■ Stored data
===
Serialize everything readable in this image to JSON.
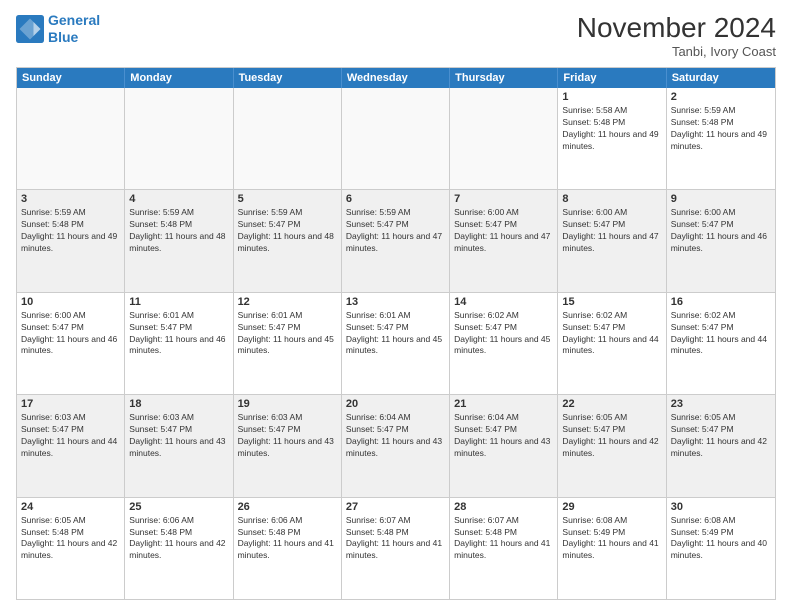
{
  "logo": {
    "line1": "General",
    "line2": "Blue"
  },
  "title": "November 2024",
  "location": "Tanbi, Ivory Coast",
  "header": {
    "days": [
      "Sunday",
      "Monday",
      "Tuesday",
      "Wednesday",
      "Thursday",
      "Friday",
      "Saturday"
    ]
  },
  "rows": [
    {
      "cells": [
        {
          "empty": true
        },
        {
          "empty": true
        },
        {
          "empty": true
        },
        {
          "empty": true
        },
        {
          "empty": true
        },
        {
          "day": 1,
          "sunrise": "5:58 AM",
          "sunset": "5:48 PM",
          "daylight": "11 hours and 49 minutes."
        },
        {
          "day": 2,
          "sunrise": "5:59 AM",
          "sunset": "5:48 PM",
          "daylight": "11 hours and 49 minutes."
        }
      ]
    },
    {
      "cells": [
        {
          "day": 3,
          "sunrise": "5:59 AM",
          "sunset": "5:48 PM",
          "daylight": "11 hours and 49 minutes."
        },
        {
          "day": 4,
          "sunrise": "5:59 AM",
          "sunset": "5:48 PM",
          "daylight": "11 hours and 48 minutes."
        },
        {
          "day": 5,
          "sunrise": "5:59 AM",
          "sunset": "5:47 PM",
          "daylight": "11 hours and 48 minutes."
        },
        {
          "day": 6,
          "sunrise": "5:59 AM",
          "sunset": "5:47 PM",
          "daylight": "11 hours and 47 minutes."
        },
        {
          "day": 7,
          "sunrise": "6:00 AM",
          "sunset": "5:47 PM",
          "daylight": "11 hours and 47 minutes."
        },
        {
          "day": 8,
          "sunrise": "6:00 AM",
          "sunset": "5:47 PM",
          "daylight": "11 hours and 47 minutes."
        },
        {
          "day": 9,
          "sunrise": "6:00 AM",
          "sunset": "5:47 PM",
          "daylight": "11 hours and 46 minutes."
        }
      ]
    },
    {
      "cells": [
        {
          "day": 10,
          "sunrise": "6:00 AM",
          "sunset": "5:47 PM",
          "daylight": "11 hours and 46 minutes."
        },
        {
          "day": 11,
          "sunrise": "6:01 AM",
          "sunset": "5:47 PM",
          "daylight": "11 hours and 46 minutes."
        },
        {
          "day": 12,
          "sunrise": "6:01 AM",
          "sunset": "5:47 PM",
          "daylight": "11 hours and 45 minutes."
        },
        {
          "day": 13,
          "sunrise": "6:01 AM",
          "sunset": "5:47 PM",
          "daylight": "11 hours and 45 minutes."
        },
        {
          "day": 14,
          "sunrise": "6:02 AM",
          "sunset": "5:47 PM",
          "daylight": "11 hours and 45 minutes."
        },
        {
          "day": 15,
          "sunrise": "6:02 AM",
          "sunset": "5:47 PM",
          "daylight": "11 hours and 44 minutes."
        },
        {
          "day": 16,
          "sunrise": "6:02 AM",
          "sunset": "5:47 PM",
          "daylight": "11 hours and 44 minutes."
        }
      ]
    },
    {
      "cells": [
        {
          "day": 17,
          "sunrise": "6:03 AM",
          "sunset": "5:47 PM",
          "daylight": "11 hours and 44 minutes."
        },
        {
          "day": 18,
          "sunrise": "6:03 AM",
          "sunset": "5:47 PM",
          "daylight": "11 hours and 43 minutes."
        },
        {
          "day": 19,
          "sunrise": "6:03 AM",
          "sunset": "5:47 PM",
          "daylight": "11 hours and 43 minutes."
        },
        {
          "day": 20,
          "sunrise": "6:04 AM",
          "sunset": "5:47 PM",
          "daylight": "11 hours and 43 minutes."
        },
        {
          "day": 21,
          "sunrise": "6:04 AM",
          "sunset": "5:47 PM",
          "daylight": "11 hours and 43 minutes."
        },
        {
          "day": 22,
          "sunrise": "6:05 AM",
          "sunset": "5:47 PM",
          "daylight": "11 hours and 42 minutes."
        },
        {
          "day": 23,
          "sunrise": "6:05 AM",
          "sunset": "5:47 PM",
          "daylight": "11 hours and 42 minutes."
        }
      ]
    },
    {
      "cells": [
        {
          "day": 24,
          "sunrise": "6:05 AM",
          "sunset": "5:48 PM",
          "daylight": "11 hours and 42 minutes."
        },
        {
          "day": 25,
          "sunrise": "6:06 AM",
          "sunset": "5:48 PM",
          "daylight": "11 hours and 42 minutes."
        },
        {
          "day": 26,
          "sunrise": "6:06 AM",
          "sunset": "5:48 PM",
          "daylight": "11 hours and 41 minutes."
        },
        {
          "day": 27,
          "sunrise": "6:07 AM",
          "sunset": "5:48 PM",
          "daylight": "11 hours and 41 minutes."
        },
        {
          "day": 28,
          "sunrise": "6:07 AM",
          "sunset": "5:48 PM",
          "daylight": "11 hours and 41 minutes."
        },
        {
          "day": 29,
          "sunrise": "6:08 AM",
          "sunset": "5:49 PM",
          "daylight": "11 hours and 41 minutes."
        },
        {
          "day": 30,
          "sunrise": "6:08 AM",
          "sunset": "5:49 PM",
          "daylight": "11 hours and 40 minutes."
        }
      ]
    }
  ]
}
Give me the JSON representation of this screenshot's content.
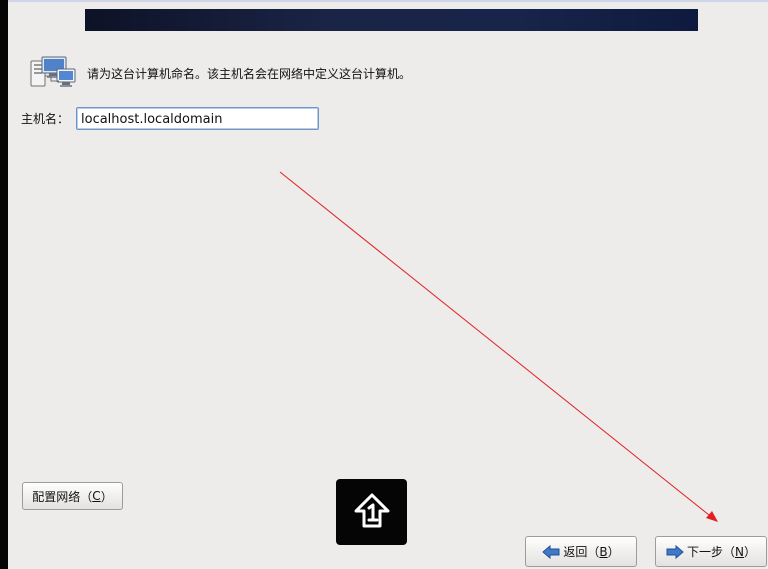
{
  "installer": {
    "intro_text": "请为这台计算机命名。该主机名会在网络中定义这台计算机。",
    "hostname_label": "主机名：",
    "hostname_value": "localhost.localdomain",
    "configure_network": {
      "label": "配置网络（",
      "mnemonic": "C",
      "suffix": "）"
    },
    "back_button": {
      "label": "返回（",
      "mnemonic": "B",
      "suffix": "）"
    },
    "next_button": {
      "label": "下一步（",
      "mnemonic": "N",
      "suffix": "）"
    }
  },
  "icons": {
    "header": "network-computers-icon",
    "back": "left-arrow-icon",
    "next": "right-arrow-icon",
    "badge": "upload-icon"
  },
  "colors": {
    "window_background": "#edeceb",
    "header_banner": "#18244a",
    "input_border": "#6f94c6",
    "arrow_blue": "#3f79c9",
    "annotation_arrow": "#e02020",
    "badge_background": "#050505"
  }
}
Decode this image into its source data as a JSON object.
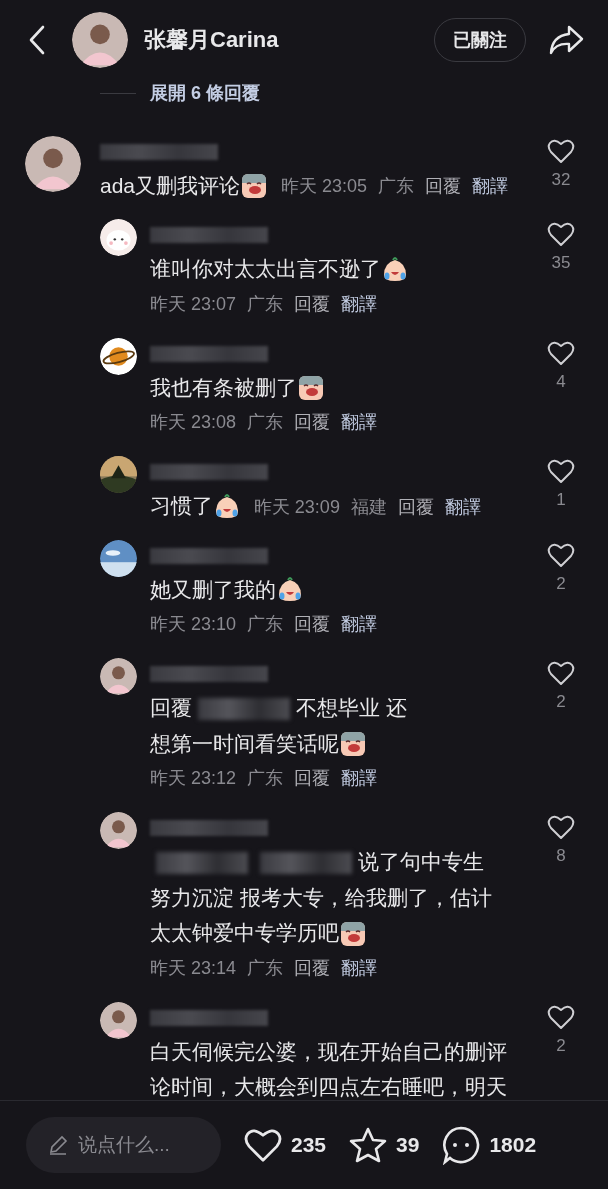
{
  "header": {
    "name": "张馨月Carina",
    "follow_button": "已關注"
  },
  "expand_replies": "展開 6 條回覆",
  "comments": [
    {
      "kind": "top",
      "segments": [
        {
          "kind": "text",
          "text": "ada又删我评论"
        },
        {
          "kind": "shock"
        }
      ],
      "same_line": true,
      "time": "昨天 23:05",
      "region": "广东",
      "reply": "回覆",
      "translate": "翻譯",
      "likes": "32"
    },
    {
      "kind": "reply",
      "segments": [
        {
          "kind": "text",
          "text": "谁叫你对太太出言不逊了"
        },
        {
          "kind": "cry"
        }
      ],
      "same_line": false,
      "time": "昨天 23:07",
      "region": "广东",
      "reply": "回覆",
      "translate": "翻譯",
      "likes": "35"
    },
    {
      "kind": "reply",
      "segments": [
        {
          "kind": "text",
          "text": "我也有条被删了"
        },
        {
          "kind": "shock"
        }
      ],
      "same_line": false,
      "time": "昨天 23:08",
      "region": "广东",
      "reply": "回覆",
      "translate": "翻譯",
      "likes": "4"
    },
    {
      "kind": "reply",
      "segments": [
        {
          "kind": "text",
          "text": "习惯了"
        },
        {
          "kind": "cry"
        }
      ],
      "same_line": true,
      "time": "昨天 23:09",
      "region": "福建",
      "reply": "回覆",
      "translate": "翻譯",
      "likes": "1"
    },
    {
      "kind": "reply",
      "segments": [
        {
          "kind": "text",
          "text": "她又删了我的"
        },
        {
          "kind": "cry"
        }
      ],
      "same_line": false,
      "time": "昨天 23:10",
      "region": "广东",
      "reply": "回覆",
      "translate": "翻譯",
      "likes": "2"
    },
    {
      "kind": "reply",
      "segments": [
        {
          "kind": "text",
          "text": "回覆"
        },
        {
          "kind": "blur"
        },
        {
          "kind": "text",
          "text": "不想毕业 还"
        },
        {
          "kind": "text",
          "text": "想第一时间看笑话呢"
        },
        {
          "kind": "shock"
        }
      ],
      "same_line": false,
      "time": "昨天 23:12",
      "region": "广东",
      "reply": "回覆",
      "translate": "翻譯",
      "likes": "2"
    },
    {
      "kind": "reply",
      "segments": [
        {
          "kind": "blur"
        },
        {
          "kind": "blur"
        },
        {
          "kind": "text",
          "text": "说了句中专生"
        },
        {
          "kind": "text",
          "text": "努力沉淀 报考大专，给我删了，估计"
        },
        {
          "kind": "text",
          "text": "太太钟爱中专学历吧"
        },
        {
          "kind": "shock"
        }
      ],
      "same_line": false,
      "time": "昨天 23:14",
      "region": "广东",
      "reply": "回覆",
      "translate": "翻譯",
      "likes": "8"
    },
    {
      "kind": "reply",
      "segments": [
        {
          "kind": "text",
          "text": "白天伺候完公婆，现在开始自己的删评"
        },
        {
          "kind": "text",
          "text": "论时间，大概会到四点左右睡吧，明天"
        }
      ],
      "likes": "2"
    }
  ],
  "bottom_bar": {
    "placeholder": "说点什么...",
    "likes": "235",
    "favorites": "39",
    "comments": "1802"
  }
}
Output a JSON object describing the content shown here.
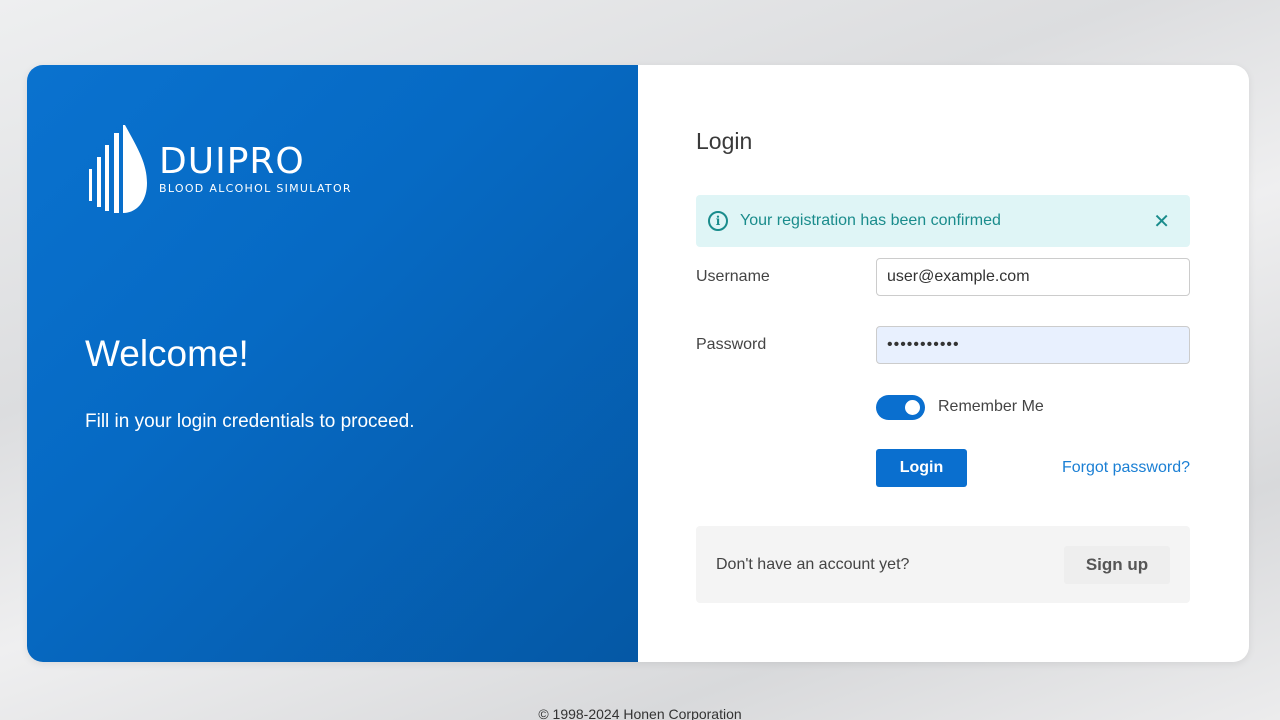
{
  "brand": {
    "name": "DUIPRO",
    "subtitle": "BLOOD ALCOHOL SIMULATOR",
    "logo_icon": "droplet-icon"
  },
  "left_panel": {
    "welcome": "Welcome!",
    "tagline": "Fill in your login credentials to proceed."
  },
  "form": {
    "title": "Login",
    "alert": {
      "icon": "info-icon",
      "message": "Your registration has been confirmed",
      "close_symbol": "✕"
    },
    "username_label": "Username",
    "username_value": "user@example.com",
    "password_label": "Password",
    "password_value": "•••••••••••",
    "remember_label": "Remember Me",
    "remember_on": true,
    "login_label": "Login",
    "forgot_label": "Forgot password?"
  },
  "signup": {
    "question": "Don't have an account yet?",
    "button_label": "Sign up"
  },
  "footer": {
    "copyright": "© 1998-2024 Honen Corporation"
  },
  "colors": {
    "primary": "#0a6fcf",
    "alert_bg": "#dff5f6",
    "alert_text": "#1a8c8c",
    "link": "#1a7fd4"
  }
}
===
■ Goal
State how many lines of the listing above include the word "image". Give nothing but the number.

■ Task result
2